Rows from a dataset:
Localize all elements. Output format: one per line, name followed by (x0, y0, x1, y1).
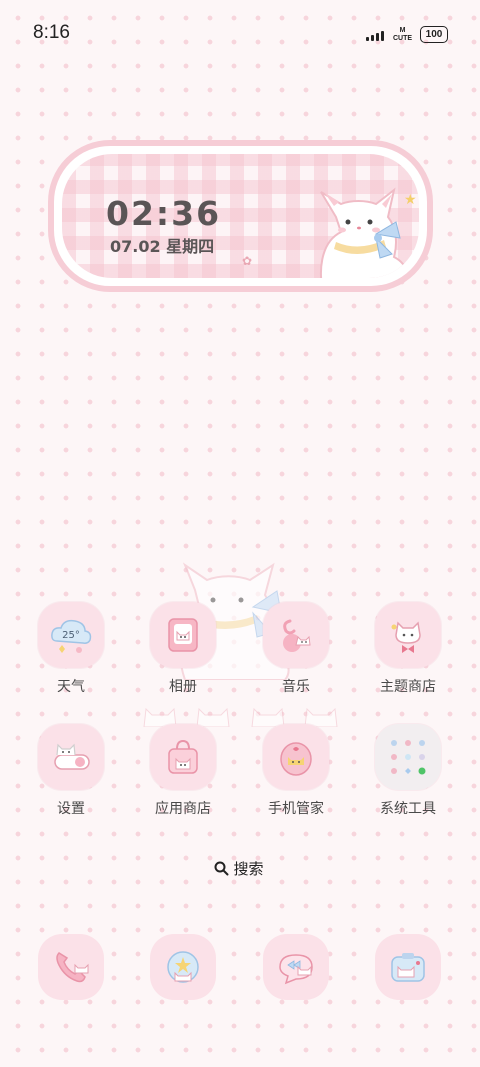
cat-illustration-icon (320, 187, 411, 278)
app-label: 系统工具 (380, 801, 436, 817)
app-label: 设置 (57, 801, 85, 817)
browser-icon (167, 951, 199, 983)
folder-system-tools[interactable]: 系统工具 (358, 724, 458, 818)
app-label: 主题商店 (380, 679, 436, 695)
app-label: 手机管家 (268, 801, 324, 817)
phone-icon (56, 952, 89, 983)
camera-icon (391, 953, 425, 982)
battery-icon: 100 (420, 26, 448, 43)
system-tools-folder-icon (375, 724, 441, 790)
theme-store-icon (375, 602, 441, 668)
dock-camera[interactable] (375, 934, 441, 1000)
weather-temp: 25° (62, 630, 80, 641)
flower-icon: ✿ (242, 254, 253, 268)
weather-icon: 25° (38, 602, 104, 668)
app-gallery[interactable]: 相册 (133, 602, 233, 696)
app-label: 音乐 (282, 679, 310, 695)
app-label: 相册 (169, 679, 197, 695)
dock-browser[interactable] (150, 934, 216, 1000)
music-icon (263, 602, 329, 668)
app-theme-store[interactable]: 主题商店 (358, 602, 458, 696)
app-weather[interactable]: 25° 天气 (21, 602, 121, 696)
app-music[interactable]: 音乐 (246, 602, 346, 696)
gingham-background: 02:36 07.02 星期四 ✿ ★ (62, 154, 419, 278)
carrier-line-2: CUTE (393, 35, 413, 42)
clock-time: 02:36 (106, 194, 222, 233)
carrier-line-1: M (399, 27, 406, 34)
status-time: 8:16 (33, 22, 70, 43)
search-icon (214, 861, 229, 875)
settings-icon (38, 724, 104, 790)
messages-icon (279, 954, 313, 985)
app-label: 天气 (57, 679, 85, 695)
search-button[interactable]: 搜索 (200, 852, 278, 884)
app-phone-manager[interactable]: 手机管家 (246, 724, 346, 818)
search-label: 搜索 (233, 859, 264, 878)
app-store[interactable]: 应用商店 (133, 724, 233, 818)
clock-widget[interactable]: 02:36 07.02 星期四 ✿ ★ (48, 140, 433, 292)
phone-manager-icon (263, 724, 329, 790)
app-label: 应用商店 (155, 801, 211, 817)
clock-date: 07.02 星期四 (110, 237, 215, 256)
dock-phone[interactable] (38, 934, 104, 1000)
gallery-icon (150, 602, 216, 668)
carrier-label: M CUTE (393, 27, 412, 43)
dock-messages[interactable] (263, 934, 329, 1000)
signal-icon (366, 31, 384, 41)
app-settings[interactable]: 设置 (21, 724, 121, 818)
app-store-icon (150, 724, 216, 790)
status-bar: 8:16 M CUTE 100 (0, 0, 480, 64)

==

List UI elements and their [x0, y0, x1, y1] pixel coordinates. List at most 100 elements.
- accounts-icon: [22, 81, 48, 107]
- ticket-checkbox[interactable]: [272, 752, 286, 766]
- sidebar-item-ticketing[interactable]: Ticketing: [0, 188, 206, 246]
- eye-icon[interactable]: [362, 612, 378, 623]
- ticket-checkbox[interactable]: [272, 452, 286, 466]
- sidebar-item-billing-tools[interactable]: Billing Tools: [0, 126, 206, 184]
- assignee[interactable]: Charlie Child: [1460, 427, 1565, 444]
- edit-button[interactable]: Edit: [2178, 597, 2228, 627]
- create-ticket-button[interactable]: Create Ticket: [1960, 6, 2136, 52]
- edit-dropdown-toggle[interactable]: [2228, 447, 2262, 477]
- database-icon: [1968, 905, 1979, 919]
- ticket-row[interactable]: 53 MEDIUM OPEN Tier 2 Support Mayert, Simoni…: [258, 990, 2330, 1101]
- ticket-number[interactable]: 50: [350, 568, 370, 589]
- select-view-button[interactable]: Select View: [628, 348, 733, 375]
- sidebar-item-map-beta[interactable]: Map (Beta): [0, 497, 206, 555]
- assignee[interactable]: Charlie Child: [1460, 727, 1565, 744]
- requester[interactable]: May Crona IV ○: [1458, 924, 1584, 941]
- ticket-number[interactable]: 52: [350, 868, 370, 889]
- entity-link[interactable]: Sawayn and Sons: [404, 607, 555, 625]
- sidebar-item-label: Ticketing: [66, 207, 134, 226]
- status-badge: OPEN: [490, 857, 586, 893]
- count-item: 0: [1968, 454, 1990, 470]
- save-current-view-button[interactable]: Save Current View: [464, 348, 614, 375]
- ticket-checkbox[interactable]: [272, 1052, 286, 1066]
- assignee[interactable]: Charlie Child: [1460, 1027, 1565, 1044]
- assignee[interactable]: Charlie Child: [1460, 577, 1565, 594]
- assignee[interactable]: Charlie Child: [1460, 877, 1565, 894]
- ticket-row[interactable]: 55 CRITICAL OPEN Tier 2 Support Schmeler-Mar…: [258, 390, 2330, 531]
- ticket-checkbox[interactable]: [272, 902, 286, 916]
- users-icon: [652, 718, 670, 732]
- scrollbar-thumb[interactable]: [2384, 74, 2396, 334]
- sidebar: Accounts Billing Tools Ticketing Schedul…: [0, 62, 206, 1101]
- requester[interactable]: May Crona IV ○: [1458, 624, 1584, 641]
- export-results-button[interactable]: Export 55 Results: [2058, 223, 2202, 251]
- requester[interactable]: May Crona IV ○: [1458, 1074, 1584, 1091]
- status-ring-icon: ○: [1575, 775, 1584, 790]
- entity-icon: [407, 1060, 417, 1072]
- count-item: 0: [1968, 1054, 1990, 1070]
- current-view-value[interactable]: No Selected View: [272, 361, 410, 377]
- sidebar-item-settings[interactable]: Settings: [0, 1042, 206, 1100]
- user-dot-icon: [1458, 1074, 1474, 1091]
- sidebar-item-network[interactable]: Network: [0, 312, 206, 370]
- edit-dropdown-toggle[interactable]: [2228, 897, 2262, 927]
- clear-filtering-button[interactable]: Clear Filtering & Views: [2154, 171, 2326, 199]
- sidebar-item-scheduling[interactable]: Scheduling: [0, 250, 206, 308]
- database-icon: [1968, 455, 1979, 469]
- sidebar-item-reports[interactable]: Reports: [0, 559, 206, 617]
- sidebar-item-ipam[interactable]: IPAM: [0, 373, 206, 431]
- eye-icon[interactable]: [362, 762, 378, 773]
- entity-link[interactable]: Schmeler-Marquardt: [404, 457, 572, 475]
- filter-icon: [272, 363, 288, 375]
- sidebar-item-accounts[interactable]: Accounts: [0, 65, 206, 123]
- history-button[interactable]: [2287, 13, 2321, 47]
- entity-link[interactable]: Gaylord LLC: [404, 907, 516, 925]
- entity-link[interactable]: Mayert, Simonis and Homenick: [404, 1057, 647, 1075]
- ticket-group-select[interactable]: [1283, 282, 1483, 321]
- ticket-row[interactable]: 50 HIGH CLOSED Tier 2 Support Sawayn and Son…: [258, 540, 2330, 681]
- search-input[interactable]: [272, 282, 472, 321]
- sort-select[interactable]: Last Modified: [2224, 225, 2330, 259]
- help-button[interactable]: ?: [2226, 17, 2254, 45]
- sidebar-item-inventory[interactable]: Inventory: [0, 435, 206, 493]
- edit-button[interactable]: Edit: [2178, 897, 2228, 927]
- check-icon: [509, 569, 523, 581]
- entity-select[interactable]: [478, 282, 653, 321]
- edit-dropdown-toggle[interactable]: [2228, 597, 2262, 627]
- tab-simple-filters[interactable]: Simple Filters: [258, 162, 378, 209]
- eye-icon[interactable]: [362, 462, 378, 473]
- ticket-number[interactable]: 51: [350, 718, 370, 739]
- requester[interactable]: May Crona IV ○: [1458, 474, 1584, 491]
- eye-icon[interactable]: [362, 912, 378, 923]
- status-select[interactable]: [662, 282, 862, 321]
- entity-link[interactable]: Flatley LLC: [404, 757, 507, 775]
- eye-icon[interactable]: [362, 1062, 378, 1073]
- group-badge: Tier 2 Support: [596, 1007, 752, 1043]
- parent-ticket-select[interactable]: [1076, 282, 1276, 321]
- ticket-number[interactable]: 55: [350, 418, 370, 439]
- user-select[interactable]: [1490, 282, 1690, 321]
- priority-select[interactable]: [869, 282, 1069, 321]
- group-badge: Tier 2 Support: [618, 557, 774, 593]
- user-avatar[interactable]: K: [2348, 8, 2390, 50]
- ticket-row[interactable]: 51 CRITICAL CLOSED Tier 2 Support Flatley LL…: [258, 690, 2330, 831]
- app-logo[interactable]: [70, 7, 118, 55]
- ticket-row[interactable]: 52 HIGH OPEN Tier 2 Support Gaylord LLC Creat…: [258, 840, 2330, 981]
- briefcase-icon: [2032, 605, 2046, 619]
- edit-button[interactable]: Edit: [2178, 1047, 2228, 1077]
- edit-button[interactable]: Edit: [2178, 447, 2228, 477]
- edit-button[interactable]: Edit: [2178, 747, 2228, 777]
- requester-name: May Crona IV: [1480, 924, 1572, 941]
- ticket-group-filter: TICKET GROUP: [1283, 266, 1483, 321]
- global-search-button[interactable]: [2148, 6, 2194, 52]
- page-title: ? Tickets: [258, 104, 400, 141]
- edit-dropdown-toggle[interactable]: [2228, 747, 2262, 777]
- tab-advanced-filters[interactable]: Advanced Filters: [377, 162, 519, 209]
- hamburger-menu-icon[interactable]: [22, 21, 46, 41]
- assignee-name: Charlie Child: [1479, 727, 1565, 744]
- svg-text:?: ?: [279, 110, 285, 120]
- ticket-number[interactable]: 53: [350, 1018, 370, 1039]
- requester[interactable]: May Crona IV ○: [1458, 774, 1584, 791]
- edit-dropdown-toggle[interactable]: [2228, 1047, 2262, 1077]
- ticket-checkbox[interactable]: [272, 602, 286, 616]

• _Problem_
Return the items word for word, from the line containing "List UI elements" through the line containing "- scrollbar-thumb[interactable]: [2384, 74, 2396, 334]".

• _Response_
List UI elements and their [x0, y0, x1, y1] pixel coordinates. List at most 100 elements.
- accounts-icon: [22, 81, 48, 107]
- ticket-checkbox[interactable]: [272, 752, 286, 766]
- sidebar-item-ticketing[interactable]: Ticketing: [0, 188, 206, 246]
- eye-icon[interactable]: [362, 612, 378, 623]
- ticket-checkbox[interactable]: [272, 452, 286, 466]
- sidebar-item-billing-tools[interactable]: Billing Tools: [0, 126, 206, 184]
- assignee[interactable]: Charlie Child: [1460, 427, 1565, 444]
- edit-button[interactable]: Edit: [2178, 597, 2228, 627]
- create-ticket-button[interactable]: Create Ticket: [1960, 6, 2136, 52]
- edit-dropdown-toggle[interactable]: [2228, 447, 2262, 477]
- database-icon: [1968, 905, 1979, 919]
- ticket-row[interactable]: 53 MEDIUM OPEN Tier 2 Support Mayert, Simoni…: [258, 990, 2330, 1101]
- ticket-number[interactable]: 50: [350, 568, 370, 589]
- select-view-button[interactable]: Select View: [628, 348, 733, 375]
- sidebar-item-map-beta[interactable]: Map (Beta): [0, 497, 206, 555]
- assignee[interactable]: Charlie Child: [1460, 727, 1565, 744]
- requester[interactable]: May Crona IV ○: [1458, 924, 1584, 941]
- ticket-number[interactable]: 52: [350, 868, 370, 889]
- entity-link[interactable]: Sawayn and Sons: [404, 607, 555, 625]
- sidebar-item-label: Ticketing: [66, 207, 134, 226]
- status-badge: OPEN: [490, 857, 586, 893]
- count-item: 0: [1968, 454, 1990, 470]
- save-current-view-button[interactable]: Save Current View: [464, 348, 614, 375]
- ticket-checkbox[interactable]: [272, 1052, 286, 1066]
- assignee[interactable]: Charlie Child: [1460, 1027, 1565, 1044]
- assignee[interactable]: Charlie Child: [1460, 577, 1565, 594]
- assignee[interactable]: Charlie Child: [1460, 877, 1565, 894]
- ticket-row[interactable]: 55 CRITICAL OPEN Tier 2 Support Schmeler-Mar…: [258, 390, 2330, 531]
- ticket-checkbox[interactable]: [272, 902, 286, 916]
- users-icon: [652, 718, 670, 732]
- scrollbar-thumb[interactable]: [2384, 74, 2396, 334]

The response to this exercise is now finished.